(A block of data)
####################
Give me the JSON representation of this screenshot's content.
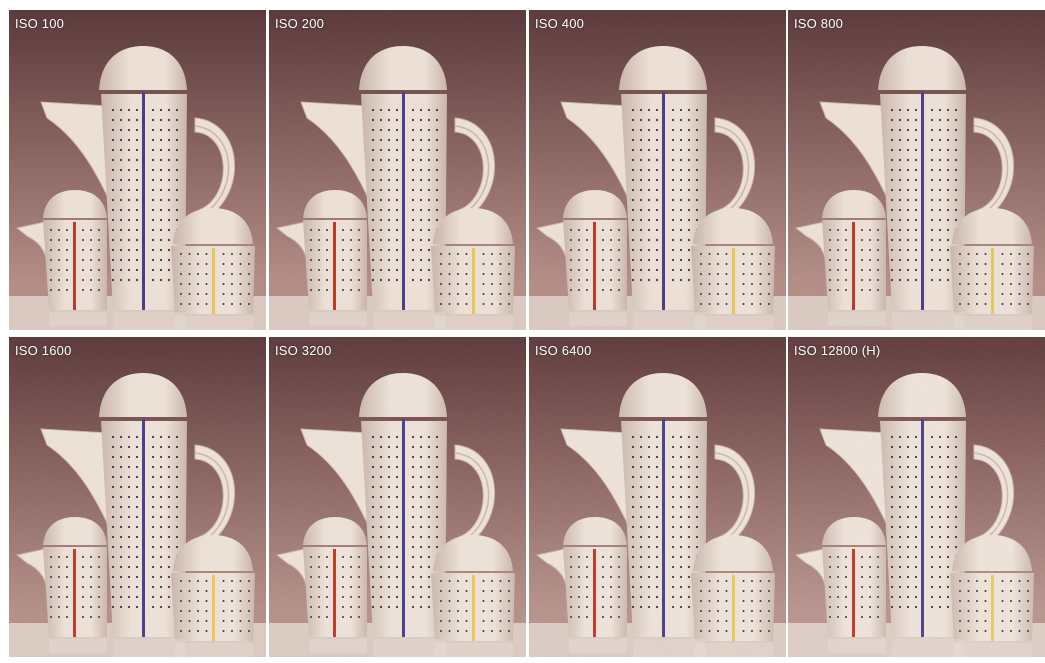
{
  "panels": [
    {
      "label": "ISO 100",
      "noise": 0.0
    },
    {
      "label": "ISO 200",
      "noise": 0.04
    },
    {
      "label": "ISO 400",
      "noise": 0.1
    },
    {
      "label": "ISO 800",
      "noise": 0.16
    },
    {
      "label": "ISO 1600",
      "noise": 0.26
    },
    {
      "label": "ISO 3200",
      "noise": 0.38
    },
    {
      "label": "ISO 6400",
      "noise": 0.55
    },
    {
      "label": "ISO 12800 (H)",
      "noise": 0.75
    }
  ],
  "colors": {
    "background_top": "#5c3a3b",
    "background_bottom": "#b38d86",
    "porcelain": "#ece0d6",
    "porcelain_shadow": "#c9b5aa",
    "stripe_blue": "#4b3f8a",
    "stripe_red": "#c0392b",
    "stripe_yellow": "#e3c85a",
    "table": "#d9c9c0"
  }
}
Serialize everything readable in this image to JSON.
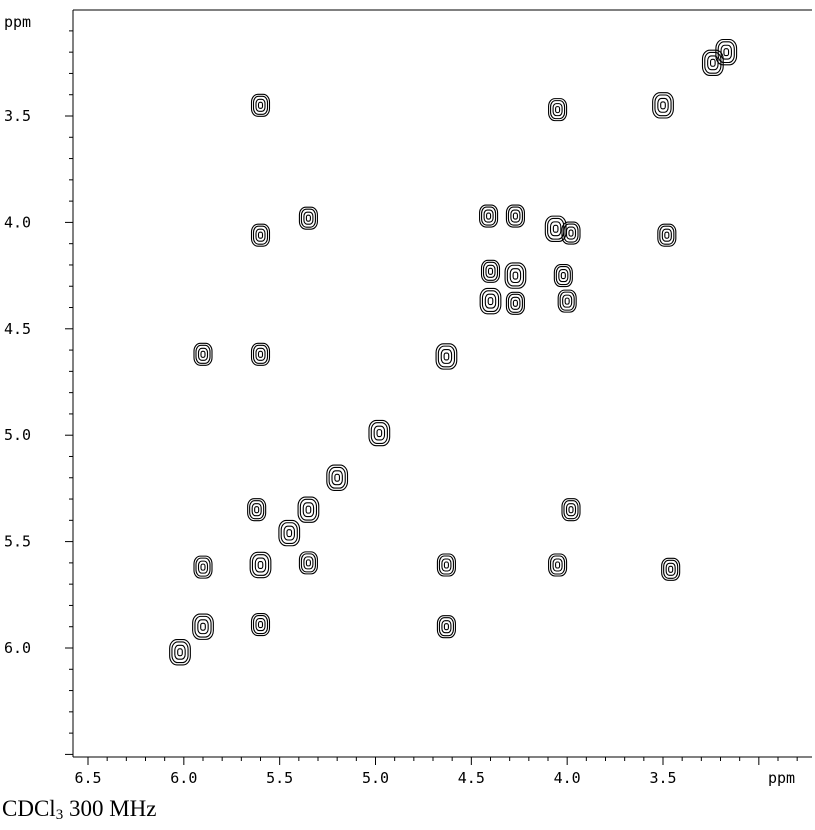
{
  "caption": {
    "solvent": "CDCl",
    "solvent_sub": "3",
    "field": "300 MHz"
  },
  "chart_data": {
    "type": "contour",
    "x_unit_label": "ppm",
    "y_unit_label": "ppm",
    "xlim": [
      6.5,
      2.8
    ],
    "ylim": [
      3.05,
      6.5
    ],
    "x_ticks": [
      "6.5",
      "6.0",
      "5.5",
      "5.0",
      "4.5",
      "4.0",
      "3.5"
    ],
    "y_ticks": [
      "3.5",
      "4.0",
      "4.5",
      "5.0",
      "5.5",
      "6.0"
    ],
    "peaks": [
      {
        "x": 3.17,
        "y": 3.2
      },
      {
        "x": 3.24,
        "y": 3.25
      },
      {
        "x": 5.6,
        "y": 3.45
      },
      {
        "x": 4.05,
        "y": 3.47
      },
      {
        "x": 3.5,
        "y": 3.45
      },
      {
        "x": 5.6,
        "y": 4.06
      },
      {
        "x": 5.35,
        "y": 3.98
      },
      {
        "x": 4.41,
        "y": 3.97
      },
      {
        "x": 4.27,
        "y": 3.97
      },
      {
        "x": 4.06,
        "y": 4.03
      },
      {
        "x": 3.98,
        "y": 4.05
      },
      {
        "x": 3.48,
        "y": 4.06
      },
      {
        "x": 4.4,
        "y": 4.23
      },
      {
        "x": 4.27,
        "y": 4.25
      },
      {
        "x": 4.02,
        "y": 4.25
      },
      {
        "x": 4.4,
        "y": 4.37
      },
      {
        "x": 4.27,
        "y": 4.38
      },
      {
        "x": 4.0,
        "y": 4.37
      },
      {
        "x": 5.9,
        "y": 4.62
      },
      {
        "x": 5.6,
        "y": 4.62
      },
      {
        "x": 4.63,
        "y": 4.63
      },
      {
        "x": 4.98,
        "y": 4.99
      },
      {
        "x": 5.2,
        "y": 5.2
      },
      {
        "x": 5.62,
        "y": 5.35
      },
      {
        "x": 5.35,
        "y": 5.35
      },
      {
        "x": 3.98,
        "y": 5.35
      },
      {
        "x": 5.45,
        "y": 5.46
      },
      {
        "x": 5.9,
        "y": 5.62
      },
      {
        "x": 5.6,
        "y": 5.61
      },
      {
        "x": 5.35,
        "y": 5.6
      },
      {
        "x": 4.63,
        "y": 5.61
      },
      {
        "x": 4.05,
        "y": 5.61
      },
      {
        "x": 3.46,
        "y": 5.63
      },
      {
        "x": 5.9,
        "y": 5.9
      },
      {
        "x": 5.6,
        "y": 5.89
      },
      {
        "x": 4.63,
        "y": 5.9
      },
      {
        "x": 6.02,
        "y": 6.02
      }
    ]
  }
}
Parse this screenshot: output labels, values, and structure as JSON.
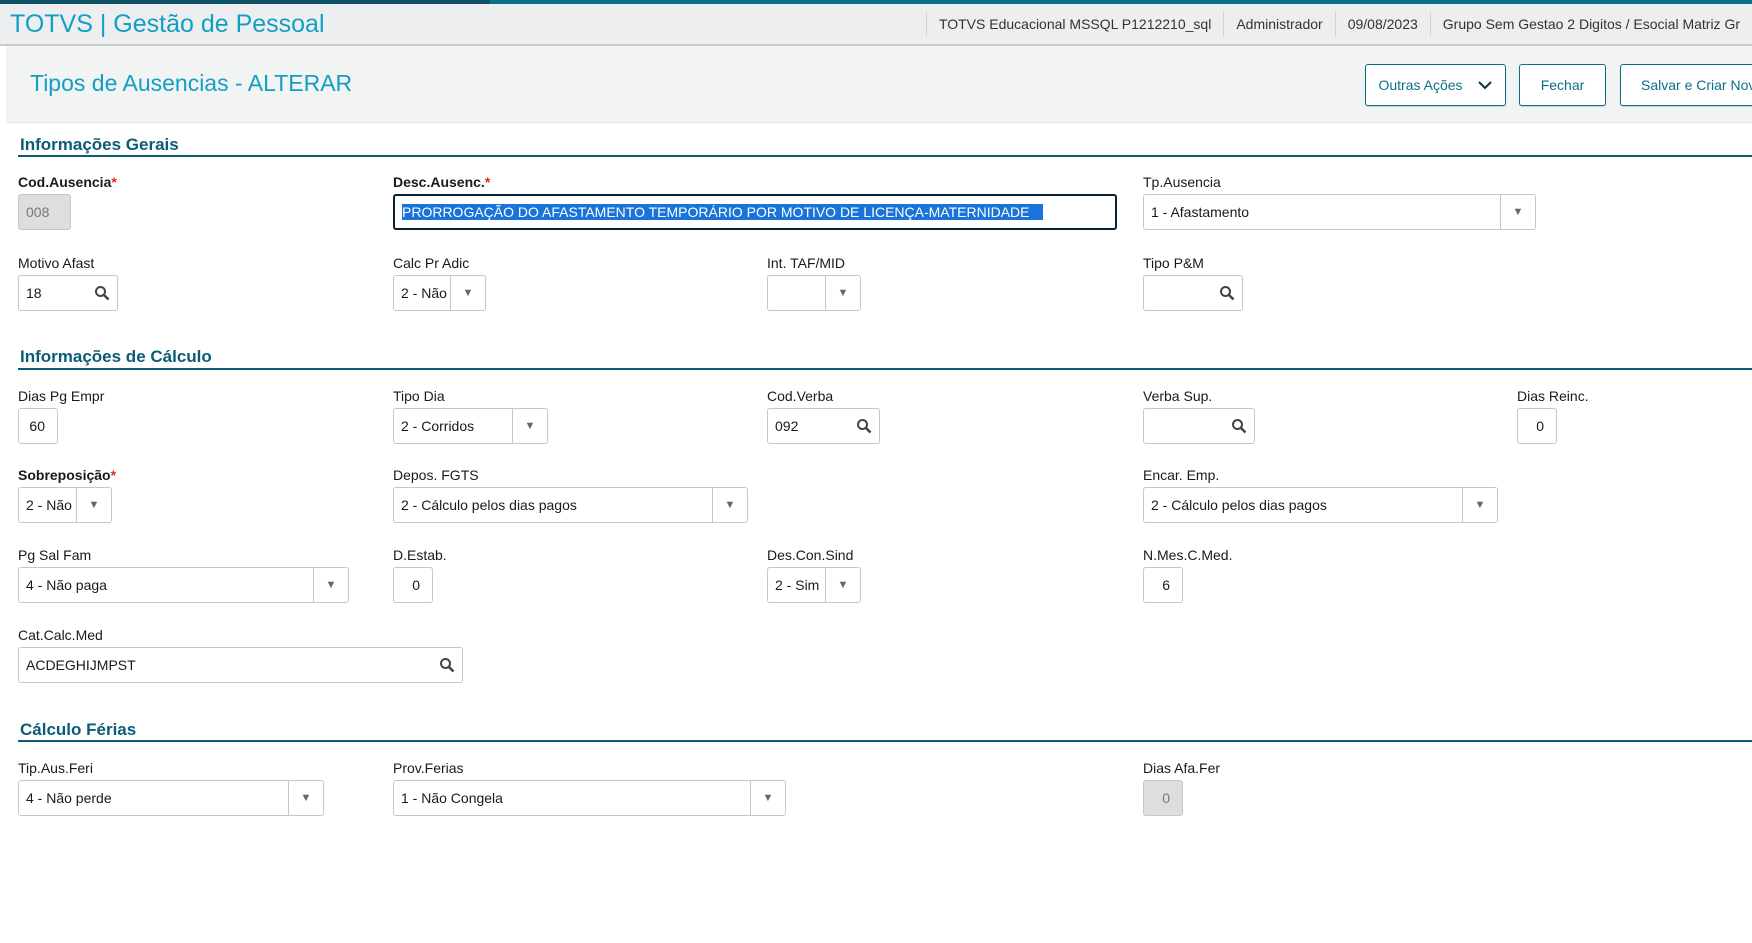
{
  "app": {
    "title": "TOTVS | Gestão de Pessoal",
    "info": [
      "TOTVS Educacional MSSQL P1212210_sql",
      "Administrador",
      "09/08/2023",
      "Grupo Sem Gestao 2 Digitos / Esocial Matriz Gr"
    ]
  },
  "page": {
    "title": "Tipos de Ausencias - ALTERAR",
    "buttons": {
      "other_actions": "Outras Ações",
      "close": "Fechar",
      "save_new": "Salvar e Criar Nov"
    }
  },
  "sections": [
    "Informações Gerais",
    "Informações de Cálculo",
    "Cálculo Férias"
  ],
  "fields": [
    {
      "label": "Cod.Ausencia",
      "value": "008",
      "type": "text",
      "required": true,
      "disabled": true
    },
    {
      "label": "Desc.Ausenc.",
      "value": "PRORROGAÇÃO DO AFASTAMENTO TEMPORÁRIO POR MOTIVO DE LICENÇA-MATERNIDADE",
      "type": "text",
      "required": true,
      "focused": true
    },
    {
      "label": "Tp.Ausencia",
      "value": "1 - Afastamento",
      "type": "select"
    },
    {
      "label": "Motivo Afast",
      "value": "18",
      "type": "lookup"
    },
    {
      "label": "Calc Pr Adic",
      "value": "2 - Não",
      "type": "select"
    },
    {
      "label": "Int. TAF/MID",
      "value": "",
      "type": "select"
    },
    {
      "label": "Tipo P&M",
      "value": "",
      "type": "lookup"
    },
    {
      "label": "Dias Pg Empr",
      "value": "60",
      "type": "number"
    },
    {
      "label": "Tipo Dia",
      "value": "2 - Corridos",
      "type": "select"
    },
    {
      "label": "Cod.Verba",
      "value": "092",
      "type": "lookup"
    },
    {
      "label": "Verba Sup.",
      "value": "",
      "type": "lookup"
    },
    {
      "label": "Dias Reinc.",
      "value": "0",
      "type": "number"
    },
    {
      "label": "Sobreposição",
      "value": "2 - Não",
      "type": "select",
      "required": true
    },
    {
      "label": "Depos. FGTS",
      "value": "2 - Cálculo pelos dias pagos",
      "type": "select"
    },
    {
      "label": "Encar. Emp.",
      "value": "2 - Cálculo pelos dias pagos",
      "type": "select"
    },
    {
      "label": "Pg Sal Fam",
      "value": "4 - Não paga",
      "type": "select"
    },
    {
      "label": "D.Estab.",
      "value": "0",
      "type": "number"
    },
    {
      "label": "Des.Con.Sind",
      "value": "2 - Sim",
      "type": "select"
    },
    {
      "label": "N.Mes.C.Med.",
      "value": "6",
      "type": "number"
    },
    {
      "label": "Cat.Calc.Med",
      "value": "ACDEGHIJMPST",
      "type": "lookup"
    },
    {
      "label": "Tip.Aus.Feri",
      "value": "4 - Não perde",
      "type": "select"
    },
    {
      "label": "Prov.Ferias",
      "value": "1 - Não Congela",
      "type": "select"
    },
    {
      "label": "Dias Afa.Fer",
      "value": "0",
      "type": "number",
      "disabled": true
    }
  ],
  "colors": {
    "accent": "#139fc4",
    "section": "#0b5c76",
    "selection": "#1a73d9"
  }
}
####################
WORK TO BE COMPLETED »
Each line that holds the word "Informações" is to be copied.

WRITTEN SOLUTION »
    "Informações Gerais",
    "Informações de Cálculo",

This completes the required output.